Problem requirements:
Reproduce all of the records exactly.

-- Start of Records for this exercise --

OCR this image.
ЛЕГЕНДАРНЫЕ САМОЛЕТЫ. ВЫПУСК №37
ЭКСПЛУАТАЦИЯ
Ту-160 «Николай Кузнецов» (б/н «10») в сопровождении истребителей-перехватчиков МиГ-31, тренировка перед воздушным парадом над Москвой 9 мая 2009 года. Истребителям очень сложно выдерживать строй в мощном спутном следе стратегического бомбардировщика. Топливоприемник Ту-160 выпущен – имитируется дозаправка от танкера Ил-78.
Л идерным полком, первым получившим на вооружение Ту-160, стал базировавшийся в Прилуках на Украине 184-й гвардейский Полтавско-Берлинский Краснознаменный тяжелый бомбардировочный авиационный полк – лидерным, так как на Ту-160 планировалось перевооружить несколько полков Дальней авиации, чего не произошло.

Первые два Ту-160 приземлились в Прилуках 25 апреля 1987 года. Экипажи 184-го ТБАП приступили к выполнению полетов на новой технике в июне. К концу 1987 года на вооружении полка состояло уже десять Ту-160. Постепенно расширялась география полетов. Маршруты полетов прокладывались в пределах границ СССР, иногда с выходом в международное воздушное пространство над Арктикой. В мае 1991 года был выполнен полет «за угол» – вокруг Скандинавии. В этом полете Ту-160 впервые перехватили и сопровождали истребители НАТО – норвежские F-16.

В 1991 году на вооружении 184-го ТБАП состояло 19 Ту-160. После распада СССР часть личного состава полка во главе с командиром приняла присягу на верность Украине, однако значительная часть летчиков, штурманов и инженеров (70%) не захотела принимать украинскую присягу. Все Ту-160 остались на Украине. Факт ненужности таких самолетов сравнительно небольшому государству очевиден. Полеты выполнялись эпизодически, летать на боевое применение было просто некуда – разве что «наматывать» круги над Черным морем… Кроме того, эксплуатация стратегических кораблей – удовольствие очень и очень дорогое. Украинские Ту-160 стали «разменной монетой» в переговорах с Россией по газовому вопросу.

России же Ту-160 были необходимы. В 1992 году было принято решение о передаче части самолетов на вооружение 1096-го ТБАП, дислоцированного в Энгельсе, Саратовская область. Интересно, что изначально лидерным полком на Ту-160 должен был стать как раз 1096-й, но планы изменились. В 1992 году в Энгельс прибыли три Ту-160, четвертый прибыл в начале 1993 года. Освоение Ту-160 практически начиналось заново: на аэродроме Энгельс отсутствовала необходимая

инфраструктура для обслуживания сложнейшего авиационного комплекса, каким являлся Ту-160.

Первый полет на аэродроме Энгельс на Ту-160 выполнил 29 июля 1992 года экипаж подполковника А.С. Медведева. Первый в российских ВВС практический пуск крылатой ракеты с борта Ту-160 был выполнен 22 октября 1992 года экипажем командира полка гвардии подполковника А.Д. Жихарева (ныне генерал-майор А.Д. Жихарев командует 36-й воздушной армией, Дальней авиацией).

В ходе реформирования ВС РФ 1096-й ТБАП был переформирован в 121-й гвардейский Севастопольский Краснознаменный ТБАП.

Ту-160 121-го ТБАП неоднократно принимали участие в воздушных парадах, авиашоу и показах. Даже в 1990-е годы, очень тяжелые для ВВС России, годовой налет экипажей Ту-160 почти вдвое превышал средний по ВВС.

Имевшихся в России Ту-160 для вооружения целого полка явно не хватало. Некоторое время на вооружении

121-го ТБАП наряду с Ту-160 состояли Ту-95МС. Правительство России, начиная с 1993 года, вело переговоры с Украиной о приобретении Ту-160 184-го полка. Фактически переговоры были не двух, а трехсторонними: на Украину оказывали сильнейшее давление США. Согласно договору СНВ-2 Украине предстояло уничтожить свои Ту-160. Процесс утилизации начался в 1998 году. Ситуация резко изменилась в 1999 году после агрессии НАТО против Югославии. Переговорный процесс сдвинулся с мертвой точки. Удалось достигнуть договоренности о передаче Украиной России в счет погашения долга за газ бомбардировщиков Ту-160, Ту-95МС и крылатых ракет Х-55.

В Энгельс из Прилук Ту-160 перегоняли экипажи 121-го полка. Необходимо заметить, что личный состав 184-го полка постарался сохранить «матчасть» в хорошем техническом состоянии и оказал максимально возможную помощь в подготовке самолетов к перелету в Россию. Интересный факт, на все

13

-- End of Records for this exercise --

Correct result:
OCR this image.
ЛЕГЕНДАРНЫЕ САМОЛЕТЫ. ВЫПУСК №37
ЭКСПЛУАТАЦИЯ
Ту-160 «Николай Кузнецов» (б/н «10») в сопровождении истребителей-перехватчиков МиГ-31, тренировка перед воздушным парадом над Москвой 9 мая 2009 года. Истребителям очень сложно выдерживать строй в мощном спутном следе стратегического бомбардировщика. Топливоприемник Ту-160 выпущен – имитируется дозаправка от танкера Ил-78.
Л идерным полком, первым получившим на вооружение Ту-160, стал базировавшийся в Прилуках на Украине 184-й гвардейский Полтавско-Берлинский Краснознаменный тяжелый бомбардировочный авиационный полк – лидерным, так как на Ту-160 планировалось перевооружить несколько полков Дальней авиации, чего не произошло.

Первые два Ту-160 приземлились в Прилуках 25 апреля 1987 года. Экипажи 184-го ТБАП приступили к выполнению полетов на новой технике в июне. К концу 1987 года на вооружении полка состояло уже десять Ту-160. Постепенно расширялась география полетов. Маршруты полетов прокладывались в пределах границ СССР, иногда с выходом в международное воздушное пространство над Арктикой. В мае 1991 года был выполнен полет «за угол» – вокруг Скандинавии. В этом полете Ту-160 впервые перехватили и сопровождали истребители НАТО – норвежские F-16.

В 1991 году на вооружении 184-го ТБАП состояло 19 Ту-160. После распада СССР часть личного состава полка во главе с командиром приняла присягу на верность Украине, однако значительная часть летчиков, штурманов и инженеров (70%) не захотела принимать украинскую присягу. Все Ту-160 остались на Украине. Факт ненужности таких самолетов сравнительно небольшому государству очевиден. Полеты выполнялись эпизодически, летать на боевое применение было просто некуда – разве что «наматывать» круги над Черным морем… Кроме того, эксплуатация стратегических кораблей – удовольствие очень и очень дорогое. Украинские Ту-160 стали «разменной монетой» в переговорах с Россией по газовому вопросу.

России же Ту-160 были необходимы. В 1992 году было принято решение о передаче части самолетов на вооружение 1096-го ТБАП, дислоцированного в Энгельсе, Саратовская область. Интересно, что изначально лидерным полком на Ту-160 должен был стать как раз 1096-й, но планы изменились. В 1992 году в Энгельс прибыли три Ту-160, четвертый прибыл в начале 1993 года. Освоение Ту-160 практически начиналось заново: на аэродроме Энгельс отсутствовала необходимая

инфраструктура для обслуживания сложнейшего авиационного комплекса, каким являлся Ту-160.

Первый полет на аэродроме Энгельс на Ту-160 выполнил 29 июля 1992 года экипаж подполковника А.С. Медведева. Первый в российских ВВС практический пуск крылатой ракеты с борта Ту-160 был выполнен 22 октября 1992 года экипажем командира полка гвардии подполковника А.Д. Жихарева (ныне генерал-майор А.Д. Жихарев командует 36-й воздушной армией, Дальней авиацией).

В ходе реформирования ВС РФ 1096-й ТБАП был переформирован в 121-й гвардейский Севастопольский Краснознаменный ТБАП.

Ту-160 121-го ТБАП неоднократно принимали участие в воздушных парадах, авиашоу и показах. Даже в 1990-е годы, очень тяжелые для ВВС России, годовой налет экипажей Ту-160 почти вдвое превышал средний по ВВС.

Имевшихся в России Ту-160 для вооружения целого полка явно не хватало. Некоторое время на вооружении

121-го ТБАП наряду с Ту-160 состояли Ту-95МС. Правительство России, начиная с 1993 года, вело переговоры с Украиной о приобретении Ту-160 184-го полка. Фактически переговоры были не двух, а трехсторонними: на Украину оказывали сильнейшее давление США. Согласно договору СНВ-2 Украине предстояло уничтожить свои Ту-160. Процесс утилизации начался в 1998 году. Ситуация резко изменилась в 1999 году после агрессии НАТО против Югославии. Переговорный процесс сдвинулся с мертвой точки. Удалось достигнуть договоренности о передаче Украиной России в счет погашения долга за газ бомбардировщиков Ту-160, Ту-95МС и крылатых ракет Х-55.

В Энгельс из Прилук Ту-160 перегоняли экипажи 121-го полка. Необходимо заметить, что личный состав 184-го полка постарался сохранить «матчасть» в хорошем техническом состоянии и оказал максимально возможную помощь в подготовке самолетов к перелету в Россию. Интересный факт, на все

13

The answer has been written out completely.